=== Work to complete ===
Can you find the lines of the listing that include "droite" and copy every one?
────────────────
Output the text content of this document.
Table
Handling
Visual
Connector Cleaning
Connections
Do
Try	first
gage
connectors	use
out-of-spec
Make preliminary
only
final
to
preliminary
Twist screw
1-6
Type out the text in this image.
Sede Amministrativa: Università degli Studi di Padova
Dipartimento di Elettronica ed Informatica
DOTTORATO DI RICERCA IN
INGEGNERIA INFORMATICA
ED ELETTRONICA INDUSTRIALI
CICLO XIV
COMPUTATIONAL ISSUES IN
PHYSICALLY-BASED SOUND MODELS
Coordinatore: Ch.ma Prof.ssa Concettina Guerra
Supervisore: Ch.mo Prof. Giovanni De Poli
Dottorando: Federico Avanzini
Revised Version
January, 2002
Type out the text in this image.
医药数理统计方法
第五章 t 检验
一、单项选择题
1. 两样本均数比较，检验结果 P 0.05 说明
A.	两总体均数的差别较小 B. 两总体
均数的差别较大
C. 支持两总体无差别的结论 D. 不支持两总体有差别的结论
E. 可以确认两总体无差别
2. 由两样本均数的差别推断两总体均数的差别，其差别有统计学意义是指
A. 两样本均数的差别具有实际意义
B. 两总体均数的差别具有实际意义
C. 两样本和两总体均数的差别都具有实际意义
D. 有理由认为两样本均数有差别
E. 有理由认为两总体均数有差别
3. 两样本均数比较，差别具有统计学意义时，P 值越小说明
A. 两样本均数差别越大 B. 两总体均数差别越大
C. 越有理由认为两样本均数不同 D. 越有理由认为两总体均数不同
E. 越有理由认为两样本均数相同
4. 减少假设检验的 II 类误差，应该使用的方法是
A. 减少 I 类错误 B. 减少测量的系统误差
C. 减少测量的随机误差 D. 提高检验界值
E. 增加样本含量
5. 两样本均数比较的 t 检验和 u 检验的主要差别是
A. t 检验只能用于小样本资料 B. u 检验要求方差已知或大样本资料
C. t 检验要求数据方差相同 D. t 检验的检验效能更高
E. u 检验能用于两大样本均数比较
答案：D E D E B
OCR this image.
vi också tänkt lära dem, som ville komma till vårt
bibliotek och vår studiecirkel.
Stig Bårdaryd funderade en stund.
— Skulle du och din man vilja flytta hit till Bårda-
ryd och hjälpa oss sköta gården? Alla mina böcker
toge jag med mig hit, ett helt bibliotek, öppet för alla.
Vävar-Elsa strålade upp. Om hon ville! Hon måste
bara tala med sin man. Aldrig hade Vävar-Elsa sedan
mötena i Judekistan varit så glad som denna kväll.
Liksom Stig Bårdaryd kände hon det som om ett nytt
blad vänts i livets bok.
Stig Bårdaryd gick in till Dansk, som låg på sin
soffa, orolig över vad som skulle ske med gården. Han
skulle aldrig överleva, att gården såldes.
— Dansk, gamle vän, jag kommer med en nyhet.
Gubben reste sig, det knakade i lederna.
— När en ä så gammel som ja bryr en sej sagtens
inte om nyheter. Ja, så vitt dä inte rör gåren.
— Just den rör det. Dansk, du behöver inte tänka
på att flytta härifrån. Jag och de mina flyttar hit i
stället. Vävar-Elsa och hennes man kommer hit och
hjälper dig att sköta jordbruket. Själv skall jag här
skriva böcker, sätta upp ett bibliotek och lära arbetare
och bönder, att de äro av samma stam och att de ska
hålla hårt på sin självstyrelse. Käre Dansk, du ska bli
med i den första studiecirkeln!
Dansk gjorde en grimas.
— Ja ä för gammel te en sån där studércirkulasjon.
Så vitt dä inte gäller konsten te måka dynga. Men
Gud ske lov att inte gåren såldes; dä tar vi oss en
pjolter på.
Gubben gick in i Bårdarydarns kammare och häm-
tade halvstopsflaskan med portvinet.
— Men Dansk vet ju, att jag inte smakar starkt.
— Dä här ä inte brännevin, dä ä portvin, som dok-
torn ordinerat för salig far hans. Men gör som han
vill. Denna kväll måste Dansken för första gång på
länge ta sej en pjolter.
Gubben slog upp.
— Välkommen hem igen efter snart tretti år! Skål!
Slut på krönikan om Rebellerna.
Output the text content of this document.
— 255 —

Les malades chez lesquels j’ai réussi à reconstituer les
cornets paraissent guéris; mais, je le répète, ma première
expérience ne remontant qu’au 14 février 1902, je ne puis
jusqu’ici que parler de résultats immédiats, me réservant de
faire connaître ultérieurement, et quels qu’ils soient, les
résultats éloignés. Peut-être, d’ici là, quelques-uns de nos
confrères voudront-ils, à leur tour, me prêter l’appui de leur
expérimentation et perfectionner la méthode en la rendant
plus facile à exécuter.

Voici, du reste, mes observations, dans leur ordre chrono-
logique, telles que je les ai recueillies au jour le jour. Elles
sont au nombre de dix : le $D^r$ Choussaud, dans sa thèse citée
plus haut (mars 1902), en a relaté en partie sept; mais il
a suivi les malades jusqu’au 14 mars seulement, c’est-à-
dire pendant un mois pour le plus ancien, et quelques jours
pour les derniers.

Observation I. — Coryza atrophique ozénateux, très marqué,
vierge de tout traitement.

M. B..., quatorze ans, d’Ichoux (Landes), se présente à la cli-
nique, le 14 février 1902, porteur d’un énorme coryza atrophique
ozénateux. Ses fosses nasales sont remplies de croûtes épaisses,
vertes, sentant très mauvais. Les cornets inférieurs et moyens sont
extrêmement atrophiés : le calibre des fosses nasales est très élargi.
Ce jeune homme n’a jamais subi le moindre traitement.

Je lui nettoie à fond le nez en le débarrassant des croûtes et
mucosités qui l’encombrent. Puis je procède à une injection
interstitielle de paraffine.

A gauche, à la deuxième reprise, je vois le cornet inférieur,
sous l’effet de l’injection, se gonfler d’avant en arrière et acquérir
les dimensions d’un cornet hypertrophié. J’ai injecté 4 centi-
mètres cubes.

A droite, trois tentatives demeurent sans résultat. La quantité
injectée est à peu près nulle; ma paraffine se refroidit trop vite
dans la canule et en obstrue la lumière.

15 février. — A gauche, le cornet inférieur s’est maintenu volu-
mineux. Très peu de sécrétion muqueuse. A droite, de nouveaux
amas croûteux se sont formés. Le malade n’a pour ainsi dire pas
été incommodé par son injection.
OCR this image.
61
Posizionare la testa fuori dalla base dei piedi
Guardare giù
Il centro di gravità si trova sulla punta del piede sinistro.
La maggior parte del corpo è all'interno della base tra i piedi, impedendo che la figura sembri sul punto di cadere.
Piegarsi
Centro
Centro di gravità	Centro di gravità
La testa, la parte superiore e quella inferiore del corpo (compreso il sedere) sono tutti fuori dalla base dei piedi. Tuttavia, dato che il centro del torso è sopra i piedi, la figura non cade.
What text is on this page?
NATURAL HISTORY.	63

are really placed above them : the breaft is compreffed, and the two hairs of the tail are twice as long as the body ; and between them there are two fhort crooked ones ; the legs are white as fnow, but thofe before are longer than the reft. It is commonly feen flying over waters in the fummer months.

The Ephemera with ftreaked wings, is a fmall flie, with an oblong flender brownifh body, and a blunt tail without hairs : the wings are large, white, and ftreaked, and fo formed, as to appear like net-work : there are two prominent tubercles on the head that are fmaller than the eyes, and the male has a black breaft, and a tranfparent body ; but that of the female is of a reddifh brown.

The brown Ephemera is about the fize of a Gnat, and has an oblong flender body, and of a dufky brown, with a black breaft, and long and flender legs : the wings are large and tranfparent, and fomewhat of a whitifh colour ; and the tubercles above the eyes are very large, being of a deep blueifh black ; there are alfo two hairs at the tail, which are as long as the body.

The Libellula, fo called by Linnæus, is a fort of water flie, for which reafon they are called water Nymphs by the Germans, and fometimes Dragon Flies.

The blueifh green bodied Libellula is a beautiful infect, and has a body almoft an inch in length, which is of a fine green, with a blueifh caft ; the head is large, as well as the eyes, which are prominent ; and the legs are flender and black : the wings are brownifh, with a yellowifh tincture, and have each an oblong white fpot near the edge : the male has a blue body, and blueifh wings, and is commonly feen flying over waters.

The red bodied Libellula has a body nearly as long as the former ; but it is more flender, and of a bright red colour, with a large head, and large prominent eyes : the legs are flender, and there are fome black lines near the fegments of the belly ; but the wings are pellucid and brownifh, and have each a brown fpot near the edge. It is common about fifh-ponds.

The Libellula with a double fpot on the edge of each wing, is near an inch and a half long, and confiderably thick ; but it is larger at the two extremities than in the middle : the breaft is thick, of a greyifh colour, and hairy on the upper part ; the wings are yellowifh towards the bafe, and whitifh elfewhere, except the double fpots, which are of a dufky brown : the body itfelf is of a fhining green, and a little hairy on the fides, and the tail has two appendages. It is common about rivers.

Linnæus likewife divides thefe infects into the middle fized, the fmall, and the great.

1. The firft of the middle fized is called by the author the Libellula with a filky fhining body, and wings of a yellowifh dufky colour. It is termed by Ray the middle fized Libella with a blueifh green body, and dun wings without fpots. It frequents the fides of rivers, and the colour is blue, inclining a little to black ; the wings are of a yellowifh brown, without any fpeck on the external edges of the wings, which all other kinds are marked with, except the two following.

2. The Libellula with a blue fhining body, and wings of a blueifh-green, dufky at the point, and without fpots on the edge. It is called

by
────────────────
=== Finished answer ===
A droite, trois tentatives demeurent sans résultat. La quantité
mineux. Très peu de sécrétion muqueuse. A droite, de nouveaux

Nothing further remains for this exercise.